◆ **Your goal**
Show every line below where "sccm" can be found.

◆ **Information supplied**
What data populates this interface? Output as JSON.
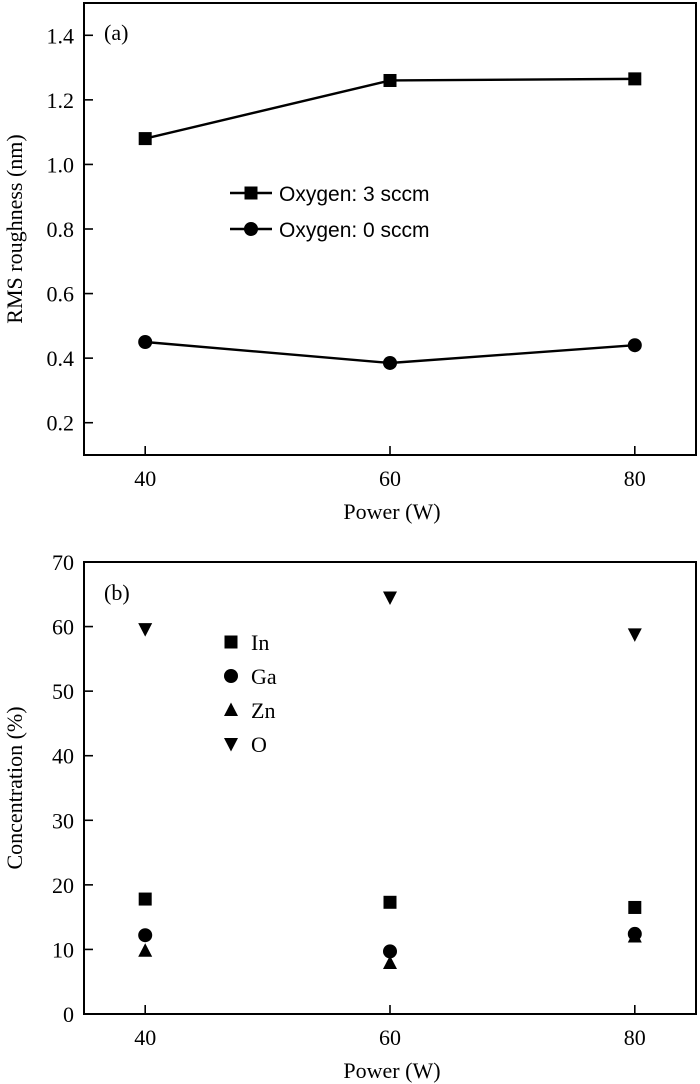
{
  "chart_data": [
    {
      "type": "line",
      "panel_label": "(a)",
      "xlabel": "Power (W)",
      "ylabel": "RMS roughness (nm)",
      "x": [
        40,
        60,
        80
      ],
      "xlim": [
        35,
        85
      ],
      "ylim": [
        0.1,
        1.5
      ],
      "xticks": [
        "40",
        "60",
        "80"
      ],
      "yticks": [
        "0.2",
        "0.4",
        "0.6",
        "0.8",
        "1.0",
        "1.2",
        "1.4"
      ],
      "grid": false,
      "legend_position": "center",
      "series": [
        {
          "name": "Oxygen: 3 sccm",
          "marker": "square",
          "values": [
            1.08,
            1.26,
            1.265
          ]
        },
        {
          "name": "Oxygen: 0 sccm",
          "marker": "circle",
          "values": [
            0.45,
            0.385,
            0.44
          ]
        }
      ]
    },
    {
      "type": "scatter",
      "panel_label": "(b)",
      "xlabel": "Power (W)",
      "ylabel": "Concentration (%)",
      "x": [
        40,
        60,
        80
      ],
      "xlim": [
        35,
        85
      ],
      "ylim": [
        0,
        70
      ],
      "xticks": [
        "40",
        "60",
        "80"
      ],
      "yticks": [
        "0",
        "10",
        "20",
        "30",
        "40",
        "50",
        "60",
        "70"
      ],
      "grid": false,
      "legend_position": "upper-left",
      "series": [
        {
          "name": "In",
          "marker": "square",
          "values": [
            17.8,
            17.3,
            16.5
          ]
        },
        {
          "name": "Ga",
          "marker": "circle",
          "values": [
            12.2,
            9.7,
            12.4
          ]
        },
        {
          "name": "Zn",
          "marker": "triangle-up",
          "values": [
            9.8,
            7.9,
            12.0
          ]
        },
        {
          "name": "O",
          "marker": "triangle-down",
          "values": [
            59.6,
            64.5,
            58.8
          ]
        }
      ]
    }
  ]
}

◆ **Response for this exercise**
          "name": "Oxygen: 3 sccm",
          "name": "Oxygen: 0 sccm",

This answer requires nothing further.